>> Start Records for this exercise

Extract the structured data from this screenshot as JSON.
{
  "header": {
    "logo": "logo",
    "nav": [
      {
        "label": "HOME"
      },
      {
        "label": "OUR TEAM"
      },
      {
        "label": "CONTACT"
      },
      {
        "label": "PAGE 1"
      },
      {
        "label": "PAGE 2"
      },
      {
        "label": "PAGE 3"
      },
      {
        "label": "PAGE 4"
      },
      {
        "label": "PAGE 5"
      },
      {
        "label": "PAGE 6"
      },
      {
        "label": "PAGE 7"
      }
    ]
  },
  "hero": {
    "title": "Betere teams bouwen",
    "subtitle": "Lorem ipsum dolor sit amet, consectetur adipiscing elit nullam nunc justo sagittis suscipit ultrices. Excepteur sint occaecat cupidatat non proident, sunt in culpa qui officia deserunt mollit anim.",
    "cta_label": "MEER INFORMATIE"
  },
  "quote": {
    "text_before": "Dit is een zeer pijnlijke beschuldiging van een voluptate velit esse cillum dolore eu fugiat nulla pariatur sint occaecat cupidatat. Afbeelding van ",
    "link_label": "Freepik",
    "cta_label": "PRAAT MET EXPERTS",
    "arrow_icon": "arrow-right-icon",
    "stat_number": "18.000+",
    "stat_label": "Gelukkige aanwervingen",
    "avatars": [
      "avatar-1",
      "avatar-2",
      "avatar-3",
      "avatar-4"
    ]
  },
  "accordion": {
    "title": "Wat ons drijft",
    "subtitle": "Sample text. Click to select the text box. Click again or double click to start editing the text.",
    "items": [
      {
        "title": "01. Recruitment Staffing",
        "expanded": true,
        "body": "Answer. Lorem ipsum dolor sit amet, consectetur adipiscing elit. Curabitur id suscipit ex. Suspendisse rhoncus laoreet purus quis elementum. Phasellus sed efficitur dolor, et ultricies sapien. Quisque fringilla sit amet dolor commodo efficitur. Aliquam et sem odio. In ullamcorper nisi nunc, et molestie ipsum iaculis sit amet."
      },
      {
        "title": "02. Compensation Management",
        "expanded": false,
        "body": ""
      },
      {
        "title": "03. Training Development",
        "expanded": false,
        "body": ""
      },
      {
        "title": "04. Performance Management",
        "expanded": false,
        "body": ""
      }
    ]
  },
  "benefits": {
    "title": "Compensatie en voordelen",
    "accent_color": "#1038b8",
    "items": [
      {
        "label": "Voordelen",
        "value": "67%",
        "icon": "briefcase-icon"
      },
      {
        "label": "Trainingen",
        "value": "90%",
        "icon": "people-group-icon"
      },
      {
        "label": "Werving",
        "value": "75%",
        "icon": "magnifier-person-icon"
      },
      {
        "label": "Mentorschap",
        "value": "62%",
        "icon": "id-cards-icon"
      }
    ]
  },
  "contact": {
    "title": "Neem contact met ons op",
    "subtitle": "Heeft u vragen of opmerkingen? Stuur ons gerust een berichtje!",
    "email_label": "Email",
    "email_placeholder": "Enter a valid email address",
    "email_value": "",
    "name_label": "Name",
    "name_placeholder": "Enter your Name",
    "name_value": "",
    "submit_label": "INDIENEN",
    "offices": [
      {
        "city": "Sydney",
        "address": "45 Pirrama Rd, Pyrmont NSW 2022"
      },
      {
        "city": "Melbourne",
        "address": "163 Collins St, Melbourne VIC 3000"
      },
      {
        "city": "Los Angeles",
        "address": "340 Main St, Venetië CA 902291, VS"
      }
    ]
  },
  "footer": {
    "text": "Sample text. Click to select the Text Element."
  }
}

>> End Records for this exercise

▸ Aim of the exercise
Extract each line of the material exactly as it stands.

▸ Answer
Extract the structured data from this screenshot as JSON.
{
  "header": {
    "logo": "logo",
    "nav": [
      {
        "label": "HOME"
      },
      {
        "label": "OUR TEAM"
      },
      {
        "label": "CONTACT"
      },
      {
        "label": "PAGE 1"
      },
      {
        "label": "PAGE 2"
      },
      {
        "label": "PAGE 3"
      },
      {
        "label": "PAGE 4"
      },
      {
        "label": "PAGE 5"
      },
      {
        "label": "PAGE 6"
      },
      {
        "label": "PAGE 7"
      }
    ]
  },
  "hero": {
    "title": "Betere teams bouwen",
    "subtitle": "Lorem ipsum dolor sit amet, consectetur adipiscing elit nullam nunc justo sagittis suscipit ultrices. Excepteur sint occaecat cupidatat non proident, sunt in culpa qui officia deserunt mollit anim.",
    "cta_label": "MEER INFORMATIE"
  },
  "quote": {
    "text_before": "Dit is een zeer pijnlijke beschuldiging van een voluptate velit esse cillum dolore eu fugiat nulla pariatur sint occaecat cupidatat. Afbeelding van ",
    "link_label": "Freepik",
    "cta_label": "PRAAT MET EXPERTS",
    "arrow_icon": "arrow-right-icon",
    "stat_number": "18.000+",
    "stat_label": "Gelukkige aanwervingen",
    "avatars": [
      "avatar-1",
      "avatar-2",
      "avatar-3",
      "avatar-4"
    ]
  },
  "accordion": {
    "title": "Wat ons drijft",
    "subtitle": "Sample text. Click to select the text box. Click again or double click to start editing the text.",
    "items": [
      {
        "title": "01. Recruitment Staffing",
        "expanded": true,
        "body": "Answer. Lorem ipsum dolor sit amet, consectetur adipiscing elit. Curabitur id suscipit ex. Suspendisse rhoncus laoreet purus quis elementum. Phasellus sed efficitur dolor, et ultricies sapien. Quisque fringilla sit amet dolor commodo efficitur. Aliquam et sem odio. In ullamcorper nisi nunc, et molestie ipsum iaculis sit amet."
      },
      {
        "title": "02. Compensation Management",
        "expanded": false,
        "body": ""
      },
      {
        "title": "03. Training Development",
        "expanded": false,
        "body": ""
      },
      {
        "title": "04. Performance Management",
        "expanded": false,
        "body": ""
      }
    ]
  },
  "benefits": {
    "title": "Compensatie en voordelen",
    "accent_color": "#1038b8",
    "items": [
      {
        "label": "Voordelen",
        "value": "67%",
        "icon": "briefcase-icon"
      },
      {
        "label": "Trainingen",
        "value": "90%",
        "icon": "people-group-icon"
      },
      {
        "label": "Werving",
        "value": "75%",
        "icon": "magnifier-person-icon"
      },
      {
        "label": "Mentorschap",
        "value": "62%",
        "icon": "id-cards-icon"
      }
    ]
  },
  "contact": {
    "title": "Neem contact met ons op",
    "subtitle": "Heeft u vragen of opmerkingen? Stuur ons gerust een berichtje!",
    "email_label": "Email",
    "email_placeholder": "Enter a valid email address",
    "email_value": "",
    "name_label": "Name",
    "name_placeholder": "Enter your Name",
    "name_value": "",
    "submit_label": "INDIENEN",
    "offices": [
      {
        "city": "Sydney",
        "address": "45 Pirrama Rd, Pyrmont NSW 2022"
      },
      {
        "city": "Melbourne",
        "address": "163 Collins St, Melbourne VIC 3000"
      },
      {
        "city": "Los Angeles",
        "address": "340 Main St, Venetië CA 902291, VS"
      }
    ]
  },
  "footer": {
    "text": "Sample text. Click to select the Text Element."
  }
}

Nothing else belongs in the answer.